To be done → Extract every line where the string "其闭合差等于" appears.

(Data items)
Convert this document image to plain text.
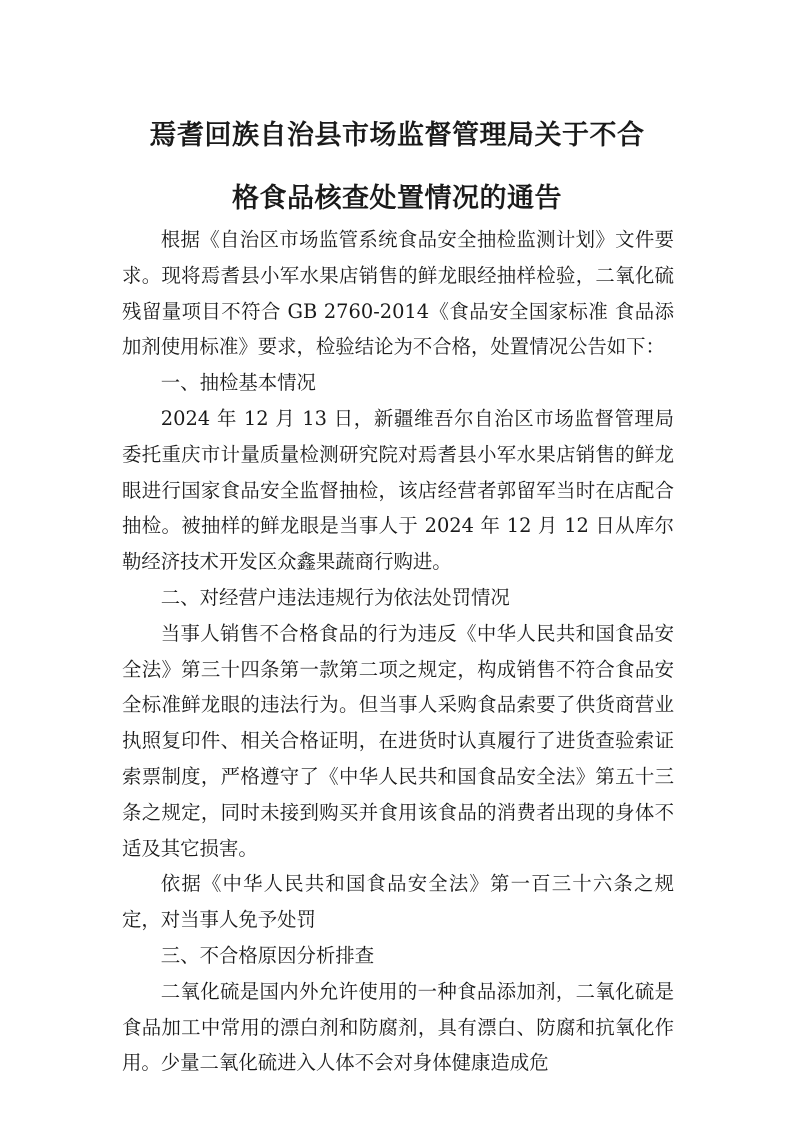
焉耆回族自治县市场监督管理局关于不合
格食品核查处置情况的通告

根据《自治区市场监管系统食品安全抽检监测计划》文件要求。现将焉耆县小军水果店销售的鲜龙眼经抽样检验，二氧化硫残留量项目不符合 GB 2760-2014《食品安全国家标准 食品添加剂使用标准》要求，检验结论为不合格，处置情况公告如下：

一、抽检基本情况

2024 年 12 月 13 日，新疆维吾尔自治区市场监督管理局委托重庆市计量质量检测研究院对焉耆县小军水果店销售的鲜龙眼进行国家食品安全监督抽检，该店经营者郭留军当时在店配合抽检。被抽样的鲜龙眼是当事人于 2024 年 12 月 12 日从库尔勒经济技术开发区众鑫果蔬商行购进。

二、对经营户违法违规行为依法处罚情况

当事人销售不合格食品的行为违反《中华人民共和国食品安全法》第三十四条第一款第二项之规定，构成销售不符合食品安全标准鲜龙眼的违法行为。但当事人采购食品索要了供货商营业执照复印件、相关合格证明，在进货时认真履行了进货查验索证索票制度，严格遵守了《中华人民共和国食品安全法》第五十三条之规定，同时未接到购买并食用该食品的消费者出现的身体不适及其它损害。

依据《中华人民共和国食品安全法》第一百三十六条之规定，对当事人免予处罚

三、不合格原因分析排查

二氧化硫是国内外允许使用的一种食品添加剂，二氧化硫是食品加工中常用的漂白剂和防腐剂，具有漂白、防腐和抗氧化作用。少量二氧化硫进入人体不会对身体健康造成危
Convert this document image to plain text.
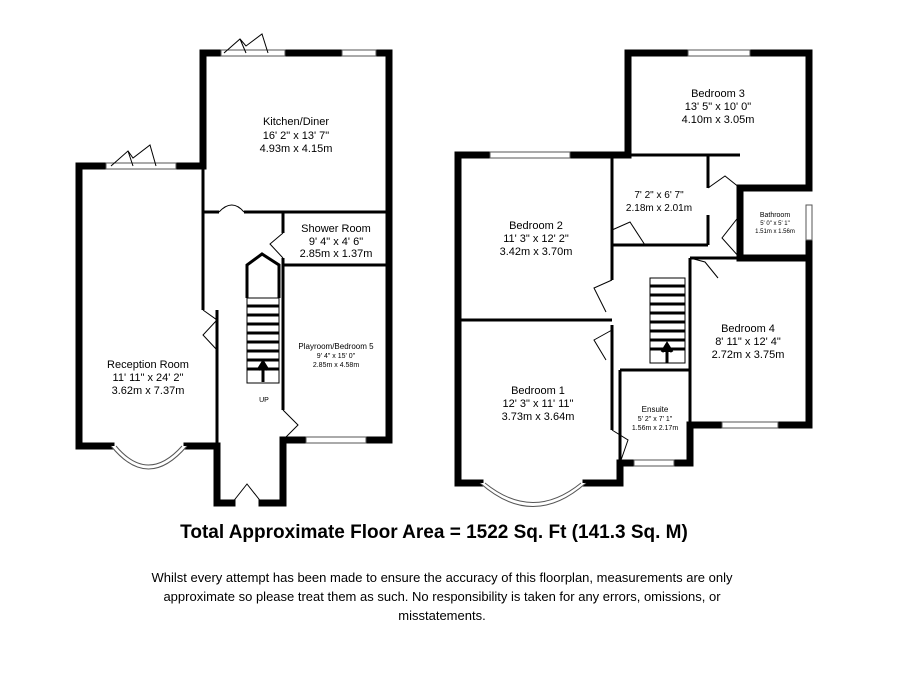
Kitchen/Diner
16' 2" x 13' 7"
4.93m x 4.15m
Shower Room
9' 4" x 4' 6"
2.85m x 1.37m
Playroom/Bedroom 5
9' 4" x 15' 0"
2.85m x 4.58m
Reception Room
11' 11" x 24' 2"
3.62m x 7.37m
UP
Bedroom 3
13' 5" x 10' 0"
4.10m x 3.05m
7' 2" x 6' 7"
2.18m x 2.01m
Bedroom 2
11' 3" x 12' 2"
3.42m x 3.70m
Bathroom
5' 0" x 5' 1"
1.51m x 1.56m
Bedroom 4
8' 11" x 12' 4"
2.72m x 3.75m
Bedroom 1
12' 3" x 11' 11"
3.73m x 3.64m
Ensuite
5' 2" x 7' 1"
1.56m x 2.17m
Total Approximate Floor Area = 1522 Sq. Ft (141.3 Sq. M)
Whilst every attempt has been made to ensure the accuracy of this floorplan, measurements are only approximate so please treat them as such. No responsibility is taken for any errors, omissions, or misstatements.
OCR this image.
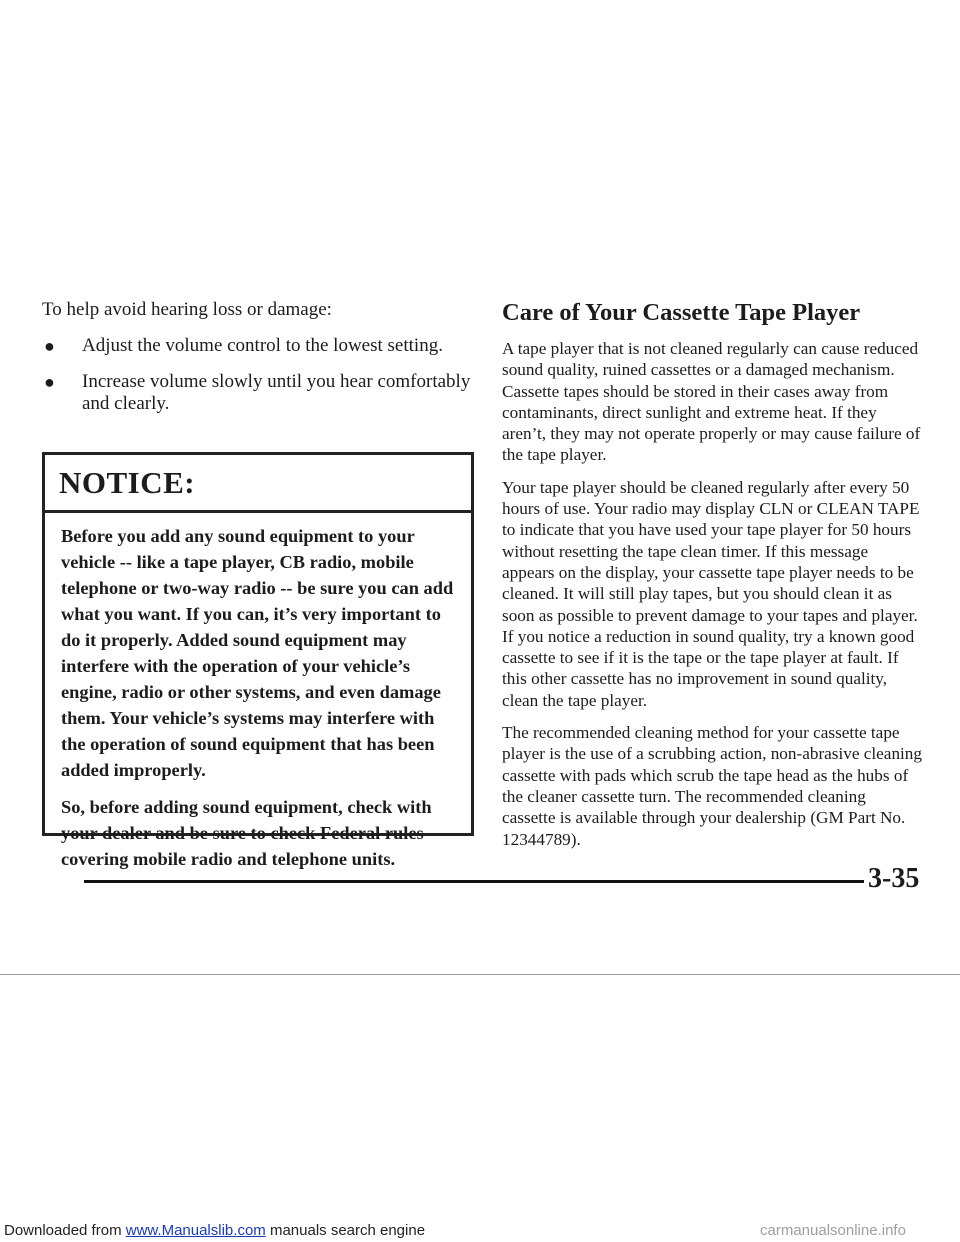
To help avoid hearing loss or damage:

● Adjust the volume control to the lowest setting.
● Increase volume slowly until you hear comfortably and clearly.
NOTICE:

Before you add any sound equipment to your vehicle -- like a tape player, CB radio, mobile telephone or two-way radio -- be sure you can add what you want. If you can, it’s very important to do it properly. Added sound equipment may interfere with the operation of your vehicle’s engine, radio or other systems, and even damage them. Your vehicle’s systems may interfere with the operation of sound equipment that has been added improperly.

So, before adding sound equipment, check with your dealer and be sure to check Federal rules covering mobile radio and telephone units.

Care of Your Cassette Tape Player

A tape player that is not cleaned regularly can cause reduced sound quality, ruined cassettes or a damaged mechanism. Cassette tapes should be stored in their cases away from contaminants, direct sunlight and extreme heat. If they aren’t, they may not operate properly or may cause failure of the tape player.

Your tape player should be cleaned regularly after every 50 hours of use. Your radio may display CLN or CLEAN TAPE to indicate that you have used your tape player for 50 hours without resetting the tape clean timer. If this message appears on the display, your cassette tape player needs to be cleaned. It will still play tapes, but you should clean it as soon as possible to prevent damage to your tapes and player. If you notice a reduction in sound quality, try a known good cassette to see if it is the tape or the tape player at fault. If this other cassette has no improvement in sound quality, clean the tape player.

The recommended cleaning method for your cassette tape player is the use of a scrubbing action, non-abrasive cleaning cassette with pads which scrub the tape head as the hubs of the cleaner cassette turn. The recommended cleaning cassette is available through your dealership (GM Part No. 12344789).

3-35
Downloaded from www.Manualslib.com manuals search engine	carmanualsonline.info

---

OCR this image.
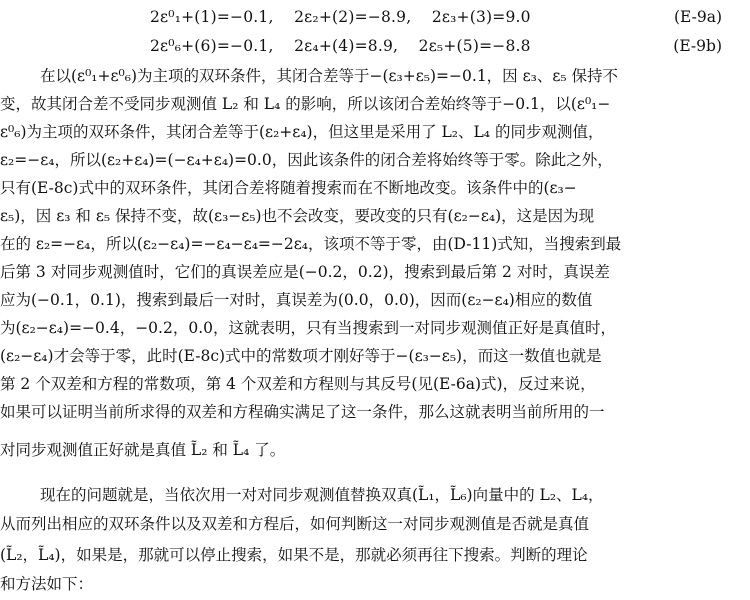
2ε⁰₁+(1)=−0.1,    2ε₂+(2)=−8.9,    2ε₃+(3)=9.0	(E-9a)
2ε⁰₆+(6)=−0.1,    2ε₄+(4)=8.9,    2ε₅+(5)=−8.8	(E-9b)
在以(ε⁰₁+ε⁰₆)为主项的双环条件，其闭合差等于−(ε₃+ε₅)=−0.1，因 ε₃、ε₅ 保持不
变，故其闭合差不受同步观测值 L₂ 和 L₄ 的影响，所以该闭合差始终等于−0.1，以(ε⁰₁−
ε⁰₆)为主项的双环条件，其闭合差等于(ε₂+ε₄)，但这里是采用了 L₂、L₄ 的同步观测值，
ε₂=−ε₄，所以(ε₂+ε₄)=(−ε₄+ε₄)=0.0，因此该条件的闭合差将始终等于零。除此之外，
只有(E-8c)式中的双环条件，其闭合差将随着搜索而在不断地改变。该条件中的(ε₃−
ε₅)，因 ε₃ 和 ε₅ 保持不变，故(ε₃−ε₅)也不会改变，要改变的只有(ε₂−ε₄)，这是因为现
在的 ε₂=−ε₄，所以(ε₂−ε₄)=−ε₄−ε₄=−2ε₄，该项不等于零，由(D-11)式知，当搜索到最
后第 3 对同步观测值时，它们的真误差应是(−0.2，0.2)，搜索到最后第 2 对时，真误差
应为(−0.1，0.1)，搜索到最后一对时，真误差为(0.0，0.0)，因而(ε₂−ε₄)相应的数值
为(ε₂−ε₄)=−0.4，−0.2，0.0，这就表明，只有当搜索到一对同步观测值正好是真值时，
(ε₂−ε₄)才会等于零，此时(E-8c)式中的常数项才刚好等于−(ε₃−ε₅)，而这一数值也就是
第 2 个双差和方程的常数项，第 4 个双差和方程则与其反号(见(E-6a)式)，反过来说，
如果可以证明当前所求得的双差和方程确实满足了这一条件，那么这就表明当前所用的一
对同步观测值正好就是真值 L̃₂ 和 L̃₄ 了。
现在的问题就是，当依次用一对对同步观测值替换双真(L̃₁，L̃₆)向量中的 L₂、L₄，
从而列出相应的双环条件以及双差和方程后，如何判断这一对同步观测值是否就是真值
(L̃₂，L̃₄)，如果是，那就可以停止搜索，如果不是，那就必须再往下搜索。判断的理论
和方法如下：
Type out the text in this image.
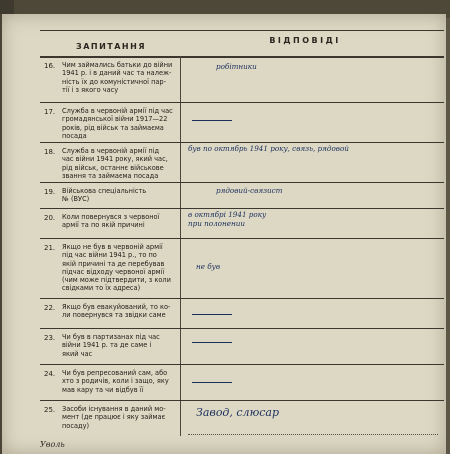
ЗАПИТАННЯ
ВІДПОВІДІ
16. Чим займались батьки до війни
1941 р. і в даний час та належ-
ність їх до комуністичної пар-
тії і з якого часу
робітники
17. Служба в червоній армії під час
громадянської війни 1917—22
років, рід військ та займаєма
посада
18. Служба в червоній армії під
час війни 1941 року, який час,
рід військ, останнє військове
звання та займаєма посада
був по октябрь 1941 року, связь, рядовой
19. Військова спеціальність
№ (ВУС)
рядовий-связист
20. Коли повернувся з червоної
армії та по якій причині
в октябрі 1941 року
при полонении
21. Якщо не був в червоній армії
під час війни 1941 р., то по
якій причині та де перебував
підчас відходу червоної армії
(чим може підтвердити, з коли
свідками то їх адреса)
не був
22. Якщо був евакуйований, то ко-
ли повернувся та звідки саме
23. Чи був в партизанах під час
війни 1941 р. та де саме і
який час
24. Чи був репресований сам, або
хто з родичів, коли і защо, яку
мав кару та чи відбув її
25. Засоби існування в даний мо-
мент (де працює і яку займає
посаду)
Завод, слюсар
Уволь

==

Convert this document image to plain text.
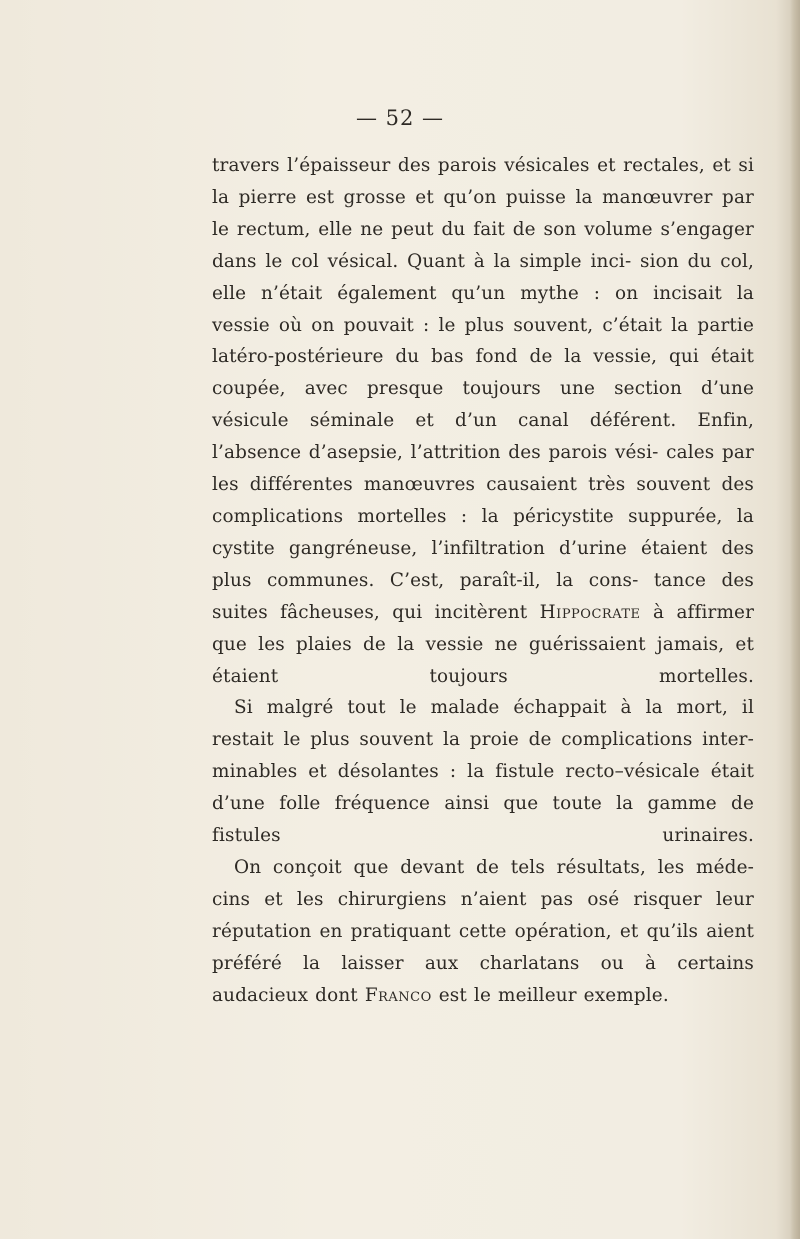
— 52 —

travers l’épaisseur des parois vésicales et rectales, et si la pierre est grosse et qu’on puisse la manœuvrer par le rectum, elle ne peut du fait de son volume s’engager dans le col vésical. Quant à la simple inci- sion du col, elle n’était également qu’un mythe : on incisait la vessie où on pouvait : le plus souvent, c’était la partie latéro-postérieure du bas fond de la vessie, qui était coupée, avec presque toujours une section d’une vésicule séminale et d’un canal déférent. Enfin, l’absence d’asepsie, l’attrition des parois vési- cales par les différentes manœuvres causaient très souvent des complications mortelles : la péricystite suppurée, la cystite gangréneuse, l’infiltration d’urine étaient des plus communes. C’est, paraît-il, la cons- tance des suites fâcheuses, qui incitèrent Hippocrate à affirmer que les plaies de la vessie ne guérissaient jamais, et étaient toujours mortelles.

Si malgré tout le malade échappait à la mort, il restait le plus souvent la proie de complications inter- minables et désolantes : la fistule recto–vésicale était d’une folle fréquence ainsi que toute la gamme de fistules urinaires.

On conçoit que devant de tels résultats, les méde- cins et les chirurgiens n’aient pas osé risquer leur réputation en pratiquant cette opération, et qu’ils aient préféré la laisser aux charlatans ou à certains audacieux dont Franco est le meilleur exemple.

Correct answer →
在以(ε⁰₁+ε⁰₆)为主项的双环条件，其闭合差等于−(ε₃+ε₅)=−0.1，因 ε₃、ε₅ 保持不
ε⁰₆)为主项的双环条件，其闭合差等于(ε₂+ε₄)，但这里是采用了 L₂、L₄ 的同步观测值，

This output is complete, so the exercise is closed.